Each entry has to be copied exactly, with nothing missed.
--------------------------------------------------
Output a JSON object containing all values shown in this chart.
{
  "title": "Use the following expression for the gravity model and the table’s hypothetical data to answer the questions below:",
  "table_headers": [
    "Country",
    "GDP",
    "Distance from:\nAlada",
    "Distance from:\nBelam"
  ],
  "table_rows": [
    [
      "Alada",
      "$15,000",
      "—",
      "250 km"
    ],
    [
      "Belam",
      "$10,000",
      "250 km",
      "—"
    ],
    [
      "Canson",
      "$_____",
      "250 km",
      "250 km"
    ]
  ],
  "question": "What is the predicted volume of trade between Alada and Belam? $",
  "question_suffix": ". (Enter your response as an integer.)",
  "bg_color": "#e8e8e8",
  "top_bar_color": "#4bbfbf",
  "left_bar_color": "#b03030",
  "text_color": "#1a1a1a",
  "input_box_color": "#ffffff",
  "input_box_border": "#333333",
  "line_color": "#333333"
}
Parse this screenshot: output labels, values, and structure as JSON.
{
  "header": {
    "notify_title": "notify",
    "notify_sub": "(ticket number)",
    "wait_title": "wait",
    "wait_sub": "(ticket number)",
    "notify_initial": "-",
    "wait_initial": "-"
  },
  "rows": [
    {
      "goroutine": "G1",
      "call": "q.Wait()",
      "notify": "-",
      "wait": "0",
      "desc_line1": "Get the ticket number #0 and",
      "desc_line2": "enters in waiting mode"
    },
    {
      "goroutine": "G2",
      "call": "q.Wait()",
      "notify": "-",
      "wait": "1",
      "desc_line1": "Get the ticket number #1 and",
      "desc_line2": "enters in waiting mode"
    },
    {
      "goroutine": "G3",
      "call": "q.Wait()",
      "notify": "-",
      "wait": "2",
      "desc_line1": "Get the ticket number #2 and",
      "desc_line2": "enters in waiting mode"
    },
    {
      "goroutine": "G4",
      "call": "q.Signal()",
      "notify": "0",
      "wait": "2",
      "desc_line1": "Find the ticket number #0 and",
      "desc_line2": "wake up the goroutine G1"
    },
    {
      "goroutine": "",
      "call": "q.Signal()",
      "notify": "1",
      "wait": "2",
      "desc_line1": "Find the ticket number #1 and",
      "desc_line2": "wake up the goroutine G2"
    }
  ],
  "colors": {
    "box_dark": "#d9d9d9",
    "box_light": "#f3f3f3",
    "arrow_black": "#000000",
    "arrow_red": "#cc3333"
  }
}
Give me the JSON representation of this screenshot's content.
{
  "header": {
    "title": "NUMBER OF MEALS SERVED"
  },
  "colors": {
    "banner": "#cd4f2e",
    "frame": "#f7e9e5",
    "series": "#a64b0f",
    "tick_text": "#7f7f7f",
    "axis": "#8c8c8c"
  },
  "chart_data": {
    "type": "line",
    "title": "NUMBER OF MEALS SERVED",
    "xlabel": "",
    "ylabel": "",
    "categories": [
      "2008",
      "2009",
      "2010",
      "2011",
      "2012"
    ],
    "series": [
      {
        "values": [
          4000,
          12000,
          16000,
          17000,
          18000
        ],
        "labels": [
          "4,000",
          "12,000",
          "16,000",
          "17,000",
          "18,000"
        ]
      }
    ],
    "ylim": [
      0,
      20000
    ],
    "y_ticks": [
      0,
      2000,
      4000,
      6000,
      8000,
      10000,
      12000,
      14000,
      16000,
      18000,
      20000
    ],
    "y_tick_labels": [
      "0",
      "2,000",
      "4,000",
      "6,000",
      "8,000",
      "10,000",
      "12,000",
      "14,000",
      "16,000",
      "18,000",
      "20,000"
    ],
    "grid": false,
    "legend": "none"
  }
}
--------------------------------------------------
[Exercise solution]
Output a JSON object containing all values shown in this chart.
{
  "title": "Use the following expression for the gravity model and the table’s hypothetical data to answer the questions below:",
  "table_headers": [
    "Country",
    "GDP",
    "Distance from:\nAlada",
    "Distance from:\nBelam"
  ],
  "table_rows": [
    [
      "Alada",
      "$15,000",
      "—",
      "250 km"
    ],
    [
      "Belam",
      "$10,000",
      "250 km",
      "—"
    ],
    [
      "Canson",
      "$_____",
      "250 km",
      "250 km"
    ]
  ],
  "question": "What is the predicted volume of trade between Alada and Belam? $",
  "question_suffix": ". (Enter your response as an integer.)",
  "bg_color": "#e8e8e8",
  "top_bar_color": "#4bbfbf",
  "left_bar_color": "#b03030",
  "text_color": "#1a1a1a",
  "input_box_color": "#ffffff",
  "input_box_border": "#333333",
  "line_color": "#333333"
}
Parse this screenshot: output labels, values, and structure as JSON.
{
  "header": {
    "notify_title": "notify",
    "notify_sub": "(ticket number)",
    "wait_title": "wait",
    "wait_sub": "(ticket number)",
    "notify_initial": "-",
    "wait_initial": "-"
  },
  "rows": [
    {
      "goroutine": "G1",
      "call": "q.Wait()",
      "notify": "-",
      "wait": "0",
      "desc_line1": "Get the ticket number #0 and",
      "desc_line2": "enters in waiting mode"
    },
    {
      "goroutine": "G2",
      "call": "q.Wait()",
      "notify": "-",
      "wait": "1",
      "desc_line1": "Get the ticket number #1 and",
      "desc_line2": "enters in waiting mode"
    },
    {
      "goroutine": "G3",
      "call": "q.Wait()",
      "notify": "-",
      "wait": "2",
      "desc_line1": "Get the ticket number #2 and",
      "desc_line2": "enters in waiting mode"
    },
    {
      "goroutine": "G4",
      "call": "q.Signal()",
      "notify": "0",
      "wait": "2",
      "desc_line1": "Find the ticket number #0 and",
      "desc_line2": "wake up the goroutine G1"
    },
    {
      "goroutine": "",
      "call": "q.Signal()",
      "notify": "1",
      "wait": "2",
      "desc_line1": "Find the ticket number #1 and",
      "desc_line2": "wake up the goroutine G2"
    }
  ],
  "colors": {
    "box_dark": "#d9d9d9",
    "box_light": "#f3f3f3",
    "arrow_black": "#000000",
    "arrow_red": "#cc3333"
  }
}
Give me the JSON representation of this screenshot's content.
{
  "header": {
    "title": "NUMBER OF MEALS SERVED"
  },
  "colors": {
    "banner": "#cd4f2e",
    "frame": "#f7e9e5",
    "series": "#a64b0f",
    "tick_text": "#7f7f7f",
    "axis": "#8c8c8c"
  },
  "chart_data": {
    "type": "line",
    "title": "NUMBER OF MEALS SERVED",
    "xlabel": "",
    "ylabel": "",
    "categories": [
      "2008",
      "2009",
      "2010",
      "2011",
      "2012"
    ],
    "series": [
      {
        "values": [
          4000,
          12000,
          16000,
          17000,
          18000
        ],
        "labels": [
          "4,000",
          "12,000",
          "16,000",
          "17,000",
          "18,000"
        ]
      }
    ],
    "ylim": [
      0,
      20000
    ],
    "y_ticks": [
      0,
      2000,
      4000,
      6000,
      8000,
      10000,
      12000,
      14000,
      16000,
      18000,
      20000
    ],
    "y_tick_labels": [
      "0",
      "2,000",
      "4,000",
      "6,000",
      "8,000",
      "10,000",
      "12,000",
      "14,000",
      "16,000",
      "18,000",
      "20,000"
    ],
    "grid": false,
    "legend": "none"
  }
}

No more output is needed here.